→ **SET TASK**
Here are some records; copy every line that holds the word "structured".

→ **DATA EXCERPTS**

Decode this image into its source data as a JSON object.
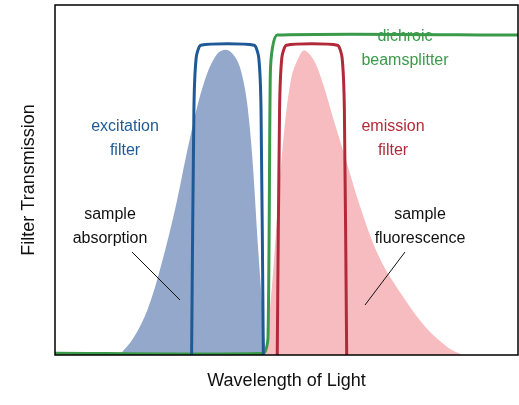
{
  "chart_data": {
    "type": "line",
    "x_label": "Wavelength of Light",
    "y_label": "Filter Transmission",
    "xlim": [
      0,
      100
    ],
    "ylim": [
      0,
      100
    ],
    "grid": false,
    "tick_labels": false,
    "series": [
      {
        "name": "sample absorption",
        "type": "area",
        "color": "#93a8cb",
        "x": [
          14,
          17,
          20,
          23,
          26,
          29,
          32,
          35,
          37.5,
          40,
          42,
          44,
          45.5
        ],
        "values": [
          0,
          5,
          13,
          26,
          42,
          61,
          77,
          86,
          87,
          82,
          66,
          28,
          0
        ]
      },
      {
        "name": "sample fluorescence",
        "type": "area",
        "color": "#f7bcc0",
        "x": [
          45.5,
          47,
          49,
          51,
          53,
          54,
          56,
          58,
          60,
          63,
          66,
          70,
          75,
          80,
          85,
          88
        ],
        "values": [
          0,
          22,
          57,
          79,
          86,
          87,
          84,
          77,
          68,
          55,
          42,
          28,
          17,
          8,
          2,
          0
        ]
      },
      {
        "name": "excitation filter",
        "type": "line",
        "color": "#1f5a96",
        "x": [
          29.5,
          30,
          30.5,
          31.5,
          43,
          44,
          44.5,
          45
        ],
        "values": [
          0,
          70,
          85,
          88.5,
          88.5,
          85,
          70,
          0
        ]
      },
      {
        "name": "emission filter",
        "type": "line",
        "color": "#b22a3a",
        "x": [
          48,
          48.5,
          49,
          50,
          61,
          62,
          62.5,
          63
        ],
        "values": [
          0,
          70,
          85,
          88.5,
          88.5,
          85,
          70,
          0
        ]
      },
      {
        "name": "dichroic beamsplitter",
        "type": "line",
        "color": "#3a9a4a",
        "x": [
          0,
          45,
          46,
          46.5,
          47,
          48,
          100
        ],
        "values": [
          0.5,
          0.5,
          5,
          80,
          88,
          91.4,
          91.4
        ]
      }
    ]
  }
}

--

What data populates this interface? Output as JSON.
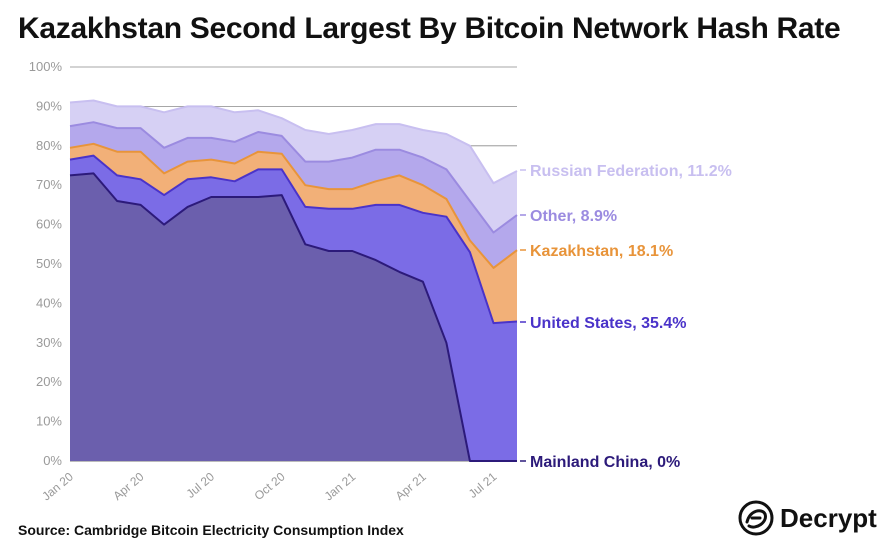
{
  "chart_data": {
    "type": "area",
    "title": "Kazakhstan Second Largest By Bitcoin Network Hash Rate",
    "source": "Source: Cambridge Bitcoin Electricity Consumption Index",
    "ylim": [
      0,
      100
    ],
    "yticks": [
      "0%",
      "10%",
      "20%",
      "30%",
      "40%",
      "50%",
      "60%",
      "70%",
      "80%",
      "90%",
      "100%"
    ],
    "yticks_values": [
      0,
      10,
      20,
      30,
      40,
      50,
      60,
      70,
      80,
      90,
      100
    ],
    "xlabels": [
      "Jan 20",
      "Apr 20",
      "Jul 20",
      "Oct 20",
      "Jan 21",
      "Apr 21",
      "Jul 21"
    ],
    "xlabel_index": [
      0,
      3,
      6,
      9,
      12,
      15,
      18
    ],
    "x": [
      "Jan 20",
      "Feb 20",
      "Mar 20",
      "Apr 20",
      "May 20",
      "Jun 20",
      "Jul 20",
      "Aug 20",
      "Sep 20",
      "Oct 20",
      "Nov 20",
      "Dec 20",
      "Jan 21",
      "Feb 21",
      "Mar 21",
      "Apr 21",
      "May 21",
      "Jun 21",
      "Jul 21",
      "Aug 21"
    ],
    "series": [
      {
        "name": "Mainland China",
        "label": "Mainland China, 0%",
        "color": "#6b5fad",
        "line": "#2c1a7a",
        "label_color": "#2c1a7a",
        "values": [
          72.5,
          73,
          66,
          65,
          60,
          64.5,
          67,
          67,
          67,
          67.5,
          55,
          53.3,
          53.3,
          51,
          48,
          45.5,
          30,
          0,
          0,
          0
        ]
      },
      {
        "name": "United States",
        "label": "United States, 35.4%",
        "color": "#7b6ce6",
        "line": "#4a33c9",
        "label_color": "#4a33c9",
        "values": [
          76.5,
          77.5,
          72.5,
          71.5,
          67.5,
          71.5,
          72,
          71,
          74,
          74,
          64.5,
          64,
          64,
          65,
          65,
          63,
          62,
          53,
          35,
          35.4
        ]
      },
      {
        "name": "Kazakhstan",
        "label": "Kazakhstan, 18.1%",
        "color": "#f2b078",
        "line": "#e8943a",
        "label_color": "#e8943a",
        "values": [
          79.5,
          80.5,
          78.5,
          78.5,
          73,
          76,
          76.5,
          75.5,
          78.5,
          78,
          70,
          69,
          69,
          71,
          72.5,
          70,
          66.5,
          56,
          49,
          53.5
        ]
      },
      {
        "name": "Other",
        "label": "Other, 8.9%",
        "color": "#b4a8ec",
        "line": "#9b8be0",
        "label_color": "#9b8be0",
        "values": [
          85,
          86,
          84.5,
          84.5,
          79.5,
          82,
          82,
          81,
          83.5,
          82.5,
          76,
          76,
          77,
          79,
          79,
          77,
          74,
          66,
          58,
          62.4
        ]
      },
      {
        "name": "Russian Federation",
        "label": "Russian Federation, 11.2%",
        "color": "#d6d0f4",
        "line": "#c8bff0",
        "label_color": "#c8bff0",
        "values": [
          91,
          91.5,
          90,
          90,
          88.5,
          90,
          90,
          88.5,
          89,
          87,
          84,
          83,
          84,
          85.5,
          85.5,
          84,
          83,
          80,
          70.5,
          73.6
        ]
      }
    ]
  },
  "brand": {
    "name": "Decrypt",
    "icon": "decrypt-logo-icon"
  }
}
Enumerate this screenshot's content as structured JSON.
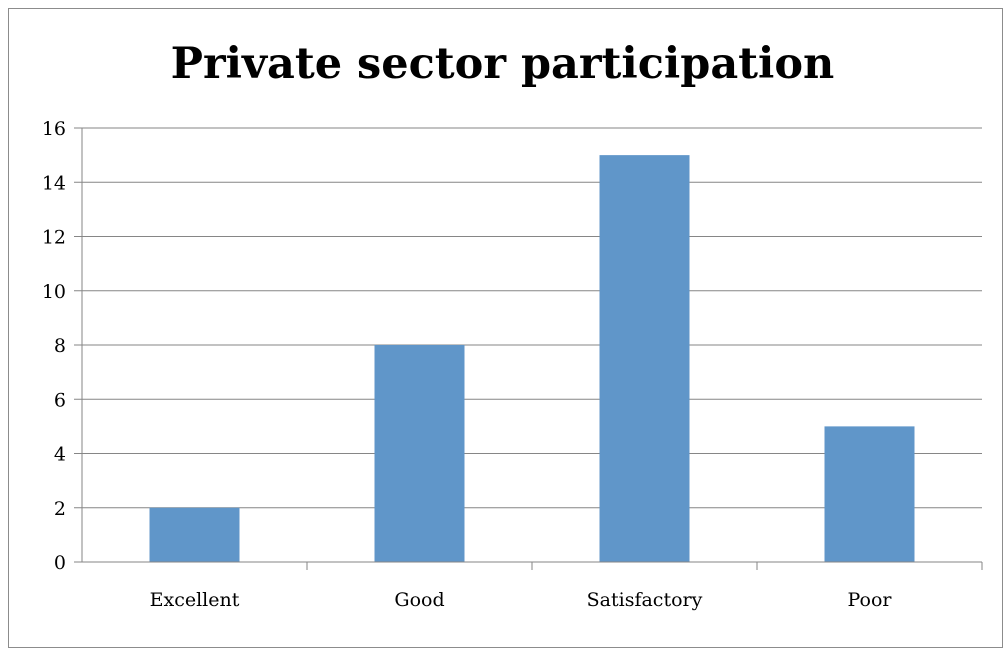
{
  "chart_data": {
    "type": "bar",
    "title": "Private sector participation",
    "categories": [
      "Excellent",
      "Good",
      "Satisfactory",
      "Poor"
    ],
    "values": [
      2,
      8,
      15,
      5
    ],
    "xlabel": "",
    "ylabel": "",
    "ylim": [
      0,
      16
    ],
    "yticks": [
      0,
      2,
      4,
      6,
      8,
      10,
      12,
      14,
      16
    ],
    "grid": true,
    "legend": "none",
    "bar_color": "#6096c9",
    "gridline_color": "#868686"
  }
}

--

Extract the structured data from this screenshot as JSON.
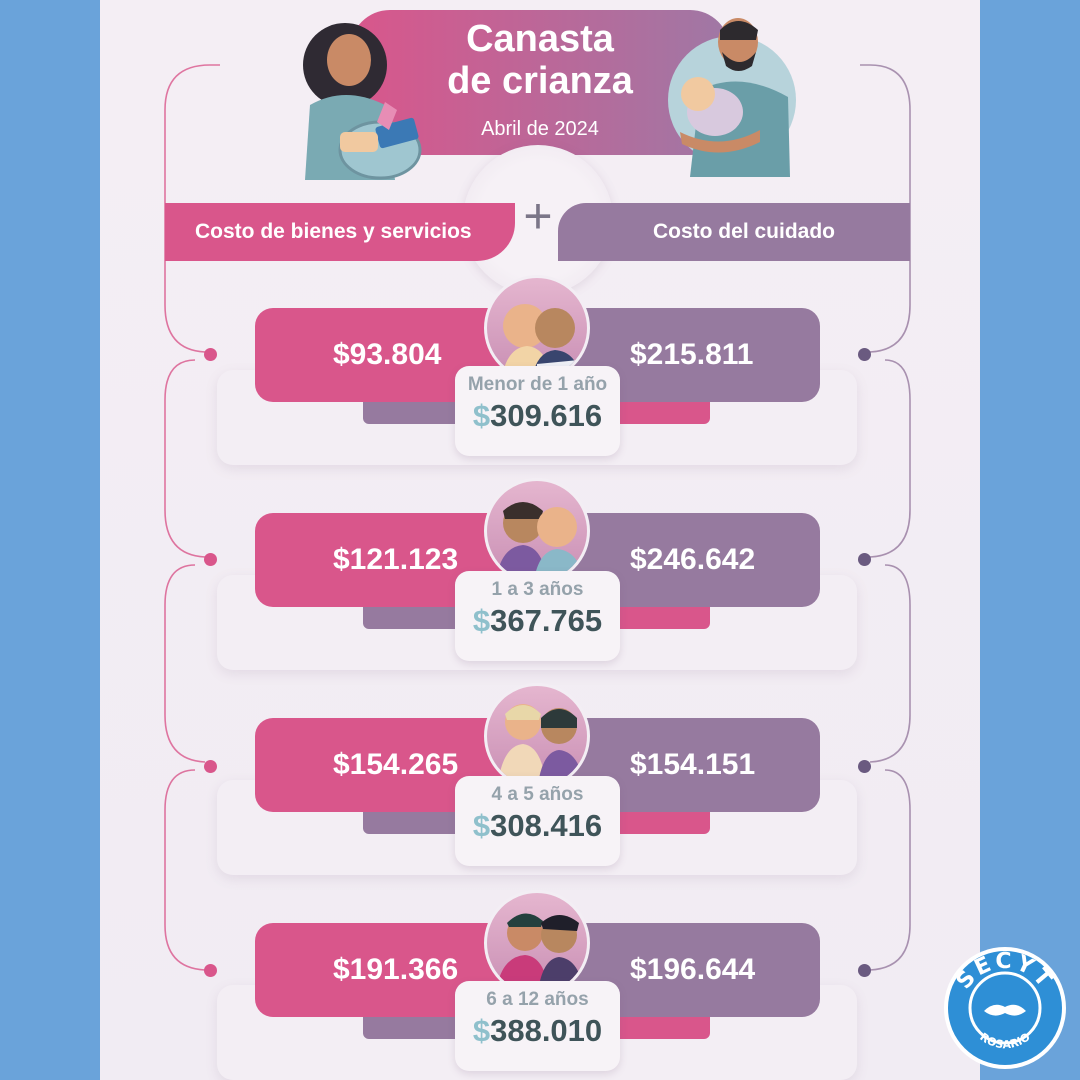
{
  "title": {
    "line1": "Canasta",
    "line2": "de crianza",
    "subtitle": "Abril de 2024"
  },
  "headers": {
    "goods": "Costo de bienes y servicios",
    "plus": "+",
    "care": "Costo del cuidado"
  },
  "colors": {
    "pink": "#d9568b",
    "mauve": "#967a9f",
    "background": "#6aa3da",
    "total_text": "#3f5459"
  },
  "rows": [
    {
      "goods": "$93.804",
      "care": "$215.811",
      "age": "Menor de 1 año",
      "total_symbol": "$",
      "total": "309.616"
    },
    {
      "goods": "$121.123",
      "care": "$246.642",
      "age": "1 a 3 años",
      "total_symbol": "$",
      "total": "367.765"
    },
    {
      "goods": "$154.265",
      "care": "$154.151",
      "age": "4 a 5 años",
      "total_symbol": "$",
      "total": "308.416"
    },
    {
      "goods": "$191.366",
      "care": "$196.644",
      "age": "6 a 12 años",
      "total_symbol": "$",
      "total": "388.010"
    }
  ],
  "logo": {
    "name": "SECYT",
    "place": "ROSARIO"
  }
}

→ **RESPONSE TO THIS EXERCISE**
Enumerate this screenshot's content as structured JSON.
Extract the structured data from this screenshot as JSON.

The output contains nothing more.